[Task objective]:
Present each line of the entries below that holds the word "Johanni".

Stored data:
— Begin —

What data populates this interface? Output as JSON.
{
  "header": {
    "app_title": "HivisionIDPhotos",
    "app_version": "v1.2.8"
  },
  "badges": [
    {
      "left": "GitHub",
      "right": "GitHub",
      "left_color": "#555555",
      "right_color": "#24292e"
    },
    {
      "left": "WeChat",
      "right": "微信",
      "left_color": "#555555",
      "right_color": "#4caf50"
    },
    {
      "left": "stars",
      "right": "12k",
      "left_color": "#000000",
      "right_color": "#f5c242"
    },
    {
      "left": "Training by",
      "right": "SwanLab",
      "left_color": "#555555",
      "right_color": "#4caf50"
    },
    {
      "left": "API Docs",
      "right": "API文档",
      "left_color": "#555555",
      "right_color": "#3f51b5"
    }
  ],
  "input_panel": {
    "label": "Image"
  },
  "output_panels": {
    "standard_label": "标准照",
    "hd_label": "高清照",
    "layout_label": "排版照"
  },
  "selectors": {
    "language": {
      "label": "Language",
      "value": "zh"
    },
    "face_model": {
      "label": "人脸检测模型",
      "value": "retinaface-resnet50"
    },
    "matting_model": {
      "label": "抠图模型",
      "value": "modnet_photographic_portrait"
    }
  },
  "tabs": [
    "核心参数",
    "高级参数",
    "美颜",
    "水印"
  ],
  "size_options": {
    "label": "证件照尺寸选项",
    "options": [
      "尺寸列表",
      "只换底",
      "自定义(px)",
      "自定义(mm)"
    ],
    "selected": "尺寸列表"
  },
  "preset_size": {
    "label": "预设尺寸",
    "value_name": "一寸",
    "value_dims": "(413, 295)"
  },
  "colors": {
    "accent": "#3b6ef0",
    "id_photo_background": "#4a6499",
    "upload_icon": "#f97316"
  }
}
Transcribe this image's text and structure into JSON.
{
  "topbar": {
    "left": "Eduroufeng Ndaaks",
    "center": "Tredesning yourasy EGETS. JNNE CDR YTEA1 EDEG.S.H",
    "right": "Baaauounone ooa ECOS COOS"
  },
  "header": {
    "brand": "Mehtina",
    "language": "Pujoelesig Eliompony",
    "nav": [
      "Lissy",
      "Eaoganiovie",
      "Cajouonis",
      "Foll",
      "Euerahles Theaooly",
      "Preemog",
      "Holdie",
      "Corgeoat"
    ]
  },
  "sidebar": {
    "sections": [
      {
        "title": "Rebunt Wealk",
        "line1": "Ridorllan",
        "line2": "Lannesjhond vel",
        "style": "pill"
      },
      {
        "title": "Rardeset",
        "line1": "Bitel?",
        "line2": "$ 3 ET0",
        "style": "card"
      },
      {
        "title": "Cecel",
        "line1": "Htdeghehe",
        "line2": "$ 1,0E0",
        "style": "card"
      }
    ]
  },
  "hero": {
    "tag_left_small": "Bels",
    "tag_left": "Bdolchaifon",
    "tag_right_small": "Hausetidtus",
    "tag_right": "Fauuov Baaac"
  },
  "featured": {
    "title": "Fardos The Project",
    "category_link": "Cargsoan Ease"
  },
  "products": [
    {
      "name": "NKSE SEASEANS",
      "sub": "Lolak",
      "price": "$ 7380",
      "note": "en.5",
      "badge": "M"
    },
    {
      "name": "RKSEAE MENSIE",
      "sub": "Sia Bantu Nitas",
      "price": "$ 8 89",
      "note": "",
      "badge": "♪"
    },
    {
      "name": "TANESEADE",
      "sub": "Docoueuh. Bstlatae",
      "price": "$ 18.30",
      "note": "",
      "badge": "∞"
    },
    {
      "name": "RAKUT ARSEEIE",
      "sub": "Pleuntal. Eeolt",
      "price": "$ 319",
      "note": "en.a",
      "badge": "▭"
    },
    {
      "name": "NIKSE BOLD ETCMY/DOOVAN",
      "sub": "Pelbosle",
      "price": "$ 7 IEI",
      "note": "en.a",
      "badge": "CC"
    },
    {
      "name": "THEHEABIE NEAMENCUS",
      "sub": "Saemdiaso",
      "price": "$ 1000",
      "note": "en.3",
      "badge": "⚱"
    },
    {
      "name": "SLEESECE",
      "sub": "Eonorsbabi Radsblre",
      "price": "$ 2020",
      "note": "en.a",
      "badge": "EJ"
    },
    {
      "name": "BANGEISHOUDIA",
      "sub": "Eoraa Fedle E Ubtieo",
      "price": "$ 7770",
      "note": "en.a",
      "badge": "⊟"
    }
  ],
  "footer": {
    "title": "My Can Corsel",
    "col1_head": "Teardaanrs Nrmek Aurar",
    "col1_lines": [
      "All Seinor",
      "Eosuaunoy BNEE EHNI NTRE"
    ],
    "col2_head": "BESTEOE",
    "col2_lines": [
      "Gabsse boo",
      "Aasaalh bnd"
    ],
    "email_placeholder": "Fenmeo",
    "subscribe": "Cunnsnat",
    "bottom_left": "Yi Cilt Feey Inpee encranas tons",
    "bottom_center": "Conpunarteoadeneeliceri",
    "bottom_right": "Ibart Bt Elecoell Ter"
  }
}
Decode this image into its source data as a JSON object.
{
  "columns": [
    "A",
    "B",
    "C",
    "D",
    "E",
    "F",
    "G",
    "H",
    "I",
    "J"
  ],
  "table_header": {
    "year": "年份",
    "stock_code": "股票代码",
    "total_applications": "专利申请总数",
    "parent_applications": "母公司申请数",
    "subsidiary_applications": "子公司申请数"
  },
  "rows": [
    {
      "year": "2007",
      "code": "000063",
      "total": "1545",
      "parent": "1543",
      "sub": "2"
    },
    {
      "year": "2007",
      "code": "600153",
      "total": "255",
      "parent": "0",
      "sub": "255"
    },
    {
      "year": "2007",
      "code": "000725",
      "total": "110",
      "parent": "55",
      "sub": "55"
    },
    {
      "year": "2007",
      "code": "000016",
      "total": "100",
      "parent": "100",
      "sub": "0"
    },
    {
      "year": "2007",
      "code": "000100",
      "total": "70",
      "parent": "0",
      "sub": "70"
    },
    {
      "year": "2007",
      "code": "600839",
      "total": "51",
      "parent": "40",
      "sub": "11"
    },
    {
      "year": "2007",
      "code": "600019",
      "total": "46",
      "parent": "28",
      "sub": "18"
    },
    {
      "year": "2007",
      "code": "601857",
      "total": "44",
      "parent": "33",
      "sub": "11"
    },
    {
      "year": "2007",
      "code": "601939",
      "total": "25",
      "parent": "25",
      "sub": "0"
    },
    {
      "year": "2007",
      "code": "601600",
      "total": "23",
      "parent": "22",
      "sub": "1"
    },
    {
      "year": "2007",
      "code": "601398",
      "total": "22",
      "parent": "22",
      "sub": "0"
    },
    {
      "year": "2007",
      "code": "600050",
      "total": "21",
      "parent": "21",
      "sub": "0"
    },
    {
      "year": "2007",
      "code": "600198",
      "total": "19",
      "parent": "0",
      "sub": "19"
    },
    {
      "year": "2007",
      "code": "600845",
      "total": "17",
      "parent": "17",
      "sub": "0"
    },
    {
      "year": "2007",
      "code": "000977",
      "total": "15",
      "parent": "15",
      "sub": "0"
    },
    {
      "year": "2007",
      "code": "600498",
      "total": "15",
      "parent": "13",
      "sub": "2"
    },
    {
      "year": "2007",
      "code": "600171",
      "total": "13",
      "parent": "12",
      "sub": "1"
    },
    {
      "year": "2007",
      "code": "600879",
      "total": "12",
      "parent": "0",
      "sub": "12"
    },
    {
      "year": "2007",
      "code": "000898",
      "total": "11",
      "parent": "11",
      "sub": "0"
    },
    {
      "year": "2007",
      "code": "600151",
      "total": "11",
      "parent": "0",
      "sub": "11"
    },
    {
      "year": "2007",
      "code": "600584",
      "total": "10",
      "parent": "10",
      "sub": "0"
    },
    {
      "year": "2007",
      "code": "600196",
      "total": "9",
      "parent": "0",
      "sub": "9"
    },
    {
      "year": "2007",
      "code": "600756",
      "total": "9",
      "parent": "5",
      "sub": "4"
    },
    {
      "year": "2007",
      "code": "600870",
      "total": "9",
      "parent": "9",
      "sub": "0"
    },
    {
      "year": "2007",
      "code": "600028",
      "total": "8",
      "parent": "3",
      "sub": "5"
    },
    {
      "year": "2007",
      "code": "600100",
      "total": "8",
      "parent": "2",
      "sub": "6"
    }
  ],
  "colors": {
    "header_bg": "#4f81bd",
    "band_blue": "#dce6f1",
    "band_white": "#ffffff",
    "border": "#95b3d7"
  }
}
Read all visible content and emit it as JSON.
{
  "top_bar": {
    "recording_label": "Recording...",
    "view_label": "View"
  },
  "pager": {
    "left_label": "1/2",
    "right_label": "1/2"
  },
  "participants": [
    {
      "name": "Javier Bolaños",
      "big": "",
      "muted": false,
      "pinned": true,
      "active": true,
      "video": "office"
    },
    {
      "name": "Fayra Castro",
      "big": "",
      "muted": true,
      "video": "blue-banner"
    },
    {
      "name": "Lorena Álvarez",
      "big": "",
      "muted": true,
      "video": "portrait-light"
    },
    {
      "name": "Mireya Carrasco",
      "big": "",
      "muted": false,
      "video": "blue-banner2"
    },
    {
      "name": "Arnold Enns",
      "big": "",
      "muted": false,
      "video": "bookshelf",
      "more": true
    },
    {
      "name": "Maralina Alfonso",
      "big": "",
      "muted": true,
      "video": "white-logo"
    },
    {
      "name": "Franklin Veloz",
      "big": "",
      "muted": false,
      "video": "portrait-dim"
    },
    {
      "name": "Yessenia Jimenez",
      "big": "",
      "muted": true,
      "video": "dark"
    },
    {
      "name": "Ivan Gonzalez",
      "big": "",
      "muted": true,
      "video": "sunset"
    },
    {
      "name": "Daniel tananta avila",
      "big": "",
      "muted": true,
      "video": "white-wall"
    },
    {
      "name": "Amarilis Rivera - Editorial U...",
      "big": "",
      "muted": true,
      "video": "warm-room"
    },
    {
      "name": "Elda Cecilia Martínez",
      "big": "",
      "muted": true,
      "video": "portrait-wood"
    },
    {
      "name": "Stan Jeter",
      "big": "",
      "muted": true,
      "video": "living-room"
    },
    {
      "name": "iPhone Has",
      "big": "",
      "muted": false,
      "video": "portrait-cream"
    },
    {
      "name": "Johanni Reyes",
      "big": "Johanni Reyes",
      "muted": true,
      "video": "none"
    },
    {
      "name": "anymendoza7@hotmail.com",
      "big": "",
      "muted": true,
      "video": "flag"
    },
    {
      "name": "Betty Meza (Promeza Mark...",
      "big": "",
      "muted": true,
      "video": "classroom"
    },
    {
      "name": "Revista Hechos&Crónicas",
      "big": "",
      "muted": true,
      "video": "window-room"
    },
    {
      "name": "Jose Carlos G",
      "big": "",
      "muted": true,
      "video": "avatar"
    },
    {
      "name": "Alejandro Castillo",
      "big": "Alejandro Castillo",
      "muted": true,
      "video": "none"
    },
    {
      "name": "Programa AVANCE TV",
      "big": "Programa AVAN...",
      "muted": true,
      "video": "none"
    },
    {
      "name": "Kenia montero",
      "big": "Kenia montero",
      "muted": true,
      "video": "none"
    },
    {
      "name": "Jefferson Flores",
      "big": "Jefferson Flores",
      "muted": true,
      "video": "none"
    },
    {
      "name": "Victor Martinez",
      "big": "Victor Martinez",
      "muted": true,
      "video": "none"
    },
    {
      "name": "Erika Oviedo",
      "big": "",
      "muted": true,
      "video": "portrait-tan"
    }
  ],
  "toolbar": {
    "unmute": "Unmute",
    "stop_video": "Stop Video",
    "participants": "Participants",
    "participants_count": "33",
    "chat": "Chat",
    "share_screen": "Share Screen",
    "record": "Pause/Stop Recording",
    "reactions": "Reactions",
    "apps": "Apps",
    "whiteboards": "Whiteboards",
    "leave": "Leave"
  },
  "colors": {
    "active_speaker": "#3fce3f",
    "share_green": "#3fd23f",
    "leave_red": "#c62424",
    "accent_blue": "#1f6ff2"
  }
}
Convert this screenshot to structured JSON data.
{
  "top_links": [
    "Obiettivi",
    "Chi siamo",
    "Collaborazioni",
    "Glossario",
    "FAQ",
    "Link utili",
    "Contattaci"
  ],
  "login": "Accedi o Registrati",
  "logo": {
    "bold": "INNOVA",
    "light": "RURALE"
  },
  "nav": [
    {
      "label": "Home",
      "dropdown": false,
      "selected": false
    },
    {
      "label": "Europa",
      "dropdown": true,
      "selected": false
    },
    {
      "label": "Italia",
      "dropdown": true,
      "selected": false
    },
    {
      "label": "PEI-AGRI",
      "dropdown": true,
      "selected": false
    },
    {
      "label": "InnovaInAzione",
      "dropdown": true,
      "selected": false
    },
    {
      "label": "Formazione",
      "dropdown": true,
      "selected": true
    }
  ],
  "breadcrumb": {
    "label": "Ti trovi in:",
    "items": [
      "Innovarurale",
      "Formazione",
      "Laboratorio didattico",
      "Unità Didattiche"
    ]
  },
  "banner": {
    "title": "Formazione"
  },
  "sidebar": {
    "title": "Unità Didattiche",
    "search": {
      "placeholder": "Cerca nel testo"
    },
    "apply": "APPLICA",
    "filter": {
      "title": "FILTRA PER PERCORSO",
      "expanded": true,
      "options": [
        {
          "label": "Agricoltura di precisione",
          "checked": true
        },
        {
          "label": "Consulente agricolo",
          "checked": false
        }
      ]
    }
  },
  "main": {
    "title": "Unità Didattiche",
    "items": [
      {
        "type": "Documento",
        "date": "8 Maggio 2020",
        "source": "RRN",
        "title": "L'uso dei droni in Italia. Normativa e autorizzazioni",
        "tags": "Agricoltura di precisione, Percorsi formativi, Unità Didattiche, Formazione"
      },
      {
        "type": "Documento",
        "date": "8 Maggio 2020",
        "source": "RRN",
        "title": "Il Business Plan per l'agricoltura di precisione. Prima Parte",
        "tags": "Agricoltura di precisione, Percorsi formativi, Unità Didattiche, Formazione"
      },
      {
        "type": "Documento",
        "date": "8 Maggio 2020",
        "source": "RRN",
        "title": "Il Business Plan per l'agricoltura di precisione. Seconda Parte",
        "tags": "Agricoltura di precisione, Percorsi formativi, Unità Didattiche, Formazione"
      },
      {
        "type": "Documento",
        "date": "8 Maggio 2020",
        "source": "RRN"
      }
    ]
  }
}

— End —

[Output for this task]:
      "name": "Johanni Reyes",
      "big": "Johanni Reyes",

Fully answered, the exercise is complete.